• Aim of the task
Print the listing below in its entirety, character for character.
== Given data
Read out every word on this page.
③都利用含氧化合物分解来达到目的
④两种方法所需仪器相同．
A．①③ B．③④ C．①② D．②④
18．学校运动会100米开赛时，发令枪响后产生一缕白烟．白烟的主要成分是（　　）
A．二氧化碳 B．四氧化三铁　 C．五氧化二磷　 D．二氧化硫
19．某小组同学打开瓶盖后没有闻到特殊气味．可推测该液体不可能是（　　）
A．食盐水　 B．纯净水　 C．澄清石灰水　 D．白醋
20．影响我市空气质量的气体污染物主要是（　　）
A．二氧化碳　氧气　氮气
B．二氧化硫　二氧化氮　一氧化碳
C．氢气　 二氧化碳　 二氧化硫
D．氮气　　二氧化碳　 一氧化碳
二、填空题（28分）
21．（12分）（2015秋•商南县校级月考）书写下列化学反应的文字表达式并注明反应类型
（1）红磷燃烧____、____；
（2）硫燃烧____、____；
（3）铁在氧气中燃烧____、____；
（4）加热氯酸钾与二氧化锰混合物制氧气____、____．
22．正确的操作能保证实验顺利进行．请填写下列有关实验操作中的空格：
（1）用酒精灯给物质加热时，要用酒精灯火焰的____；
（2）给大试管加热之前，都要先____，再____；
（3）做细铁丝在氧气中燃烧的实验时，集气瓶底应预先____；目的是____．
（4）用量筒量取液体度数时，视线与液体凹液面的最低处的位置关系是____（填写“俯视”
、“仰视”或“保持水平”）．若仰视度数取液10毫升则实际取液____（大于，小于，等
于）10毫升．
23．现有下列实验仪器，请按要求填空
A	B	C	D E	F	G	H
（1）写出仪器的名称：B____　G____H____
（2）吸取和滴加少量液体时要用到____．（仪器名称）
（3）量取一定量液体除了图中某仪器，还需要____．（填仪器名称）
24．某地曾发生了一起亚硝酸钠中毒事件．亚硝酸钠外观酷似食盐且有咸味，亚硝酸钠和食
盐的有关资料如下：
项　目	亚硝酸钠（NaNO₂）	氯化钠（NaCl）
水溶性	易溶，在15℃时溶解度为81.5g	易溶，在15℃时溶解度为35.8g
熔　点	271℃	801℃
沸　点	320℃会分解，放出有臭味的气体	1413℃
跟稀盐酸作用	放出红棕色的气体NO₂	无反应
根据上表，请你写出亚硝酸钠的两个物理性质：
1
====
• Exercise result
Read out every word on this page.
③都利用含氧化合物分解来达到目的
④两种方法所需仪器相同．
A．①③ B．③④ C．①② D．②④
18．学校运动会100米开赛时，发令枪响后产生一缕白烟．白烟的主要成分是（　　）
A．二氧化碳 B．四氧化三铁　 C．五氧化二磷　 D．二氧化硫
19．某小组同学打开瓶盖后没有闻到特殊气味．可推测该液体不可能是（　　）
A．食盐水　 B．纯净水　 C．澄清石灰水　 D．白醋
20．影响我市空气质量的气体污染物主要是（　　）
A．二氧化碳　氧气　氮气
B．二氧化硫　二氧化氮　一氧化碳
C．氢气　 二氧化碳　 二氧化硫
D．氮气　　二氧化碳　 一氧化碳
二、填空题（28分）
21．（12分）（2015秋•商南县校级月考）书写下列化学反应的文字表达式并注明反应类型
（1）红磷燃烧____、____；
（2）硫燃烧____、____；
（3）铁在氧气中燃烧____、____；
（4）加热氯酸钾与二氧化锰混合物制氧气____、____．
22．正确的操作能保证实验顺利进行．请填写下列有关实验操作中的空格：
（1）用酒精灯给物质加热时，要用酒精灯火焰的____；
（2）给大试管加热之前，都要先____，再____；
（3）做细铁丝在氧气中燃烧的实验时，集气瓶底应预先____；目的是____．
（4）用量筒量取液体度数时，视线与液体凹液面的最低处的位置关系是____（填写“俯视”
、“仰视”或“保持水平”）．若仰视度数取液10毫升则实际取液____（大于，小于，等
于）10毫升．
23．现有下列实验仪器，请按要求填空
A	B	C	D E	F	G	H
（1）写出仪器的名称：B____　G____H____
（2）吸取和滴加少量液体时要用到____．（仪器名称）
（3）量取一定量液体除了图中某仪器，还需要____．（填仪器名称）
24．某地曾发生了一起亚硝酸钠中毒事件．亚硝酸钠外观酷似食盐且有咸味，亚硝酸钠和食
盐的有关资料如下：
项　目	亚硝酸钠（NaNO₂）	氯化钠（NaCl）
水溶性	易溶，在15℃时溶解度为81.5g	易溶，在15℃时溶解度为35.8g
熔　点	271℃	801℃
沸　点	320℃会分解，放出有臭味的气体	1413℃
跟稀盐酸作用	放出红棕色的气体NO₂	无反应
根据上表，请你写出亚硝酸钠的两个物理性质：
1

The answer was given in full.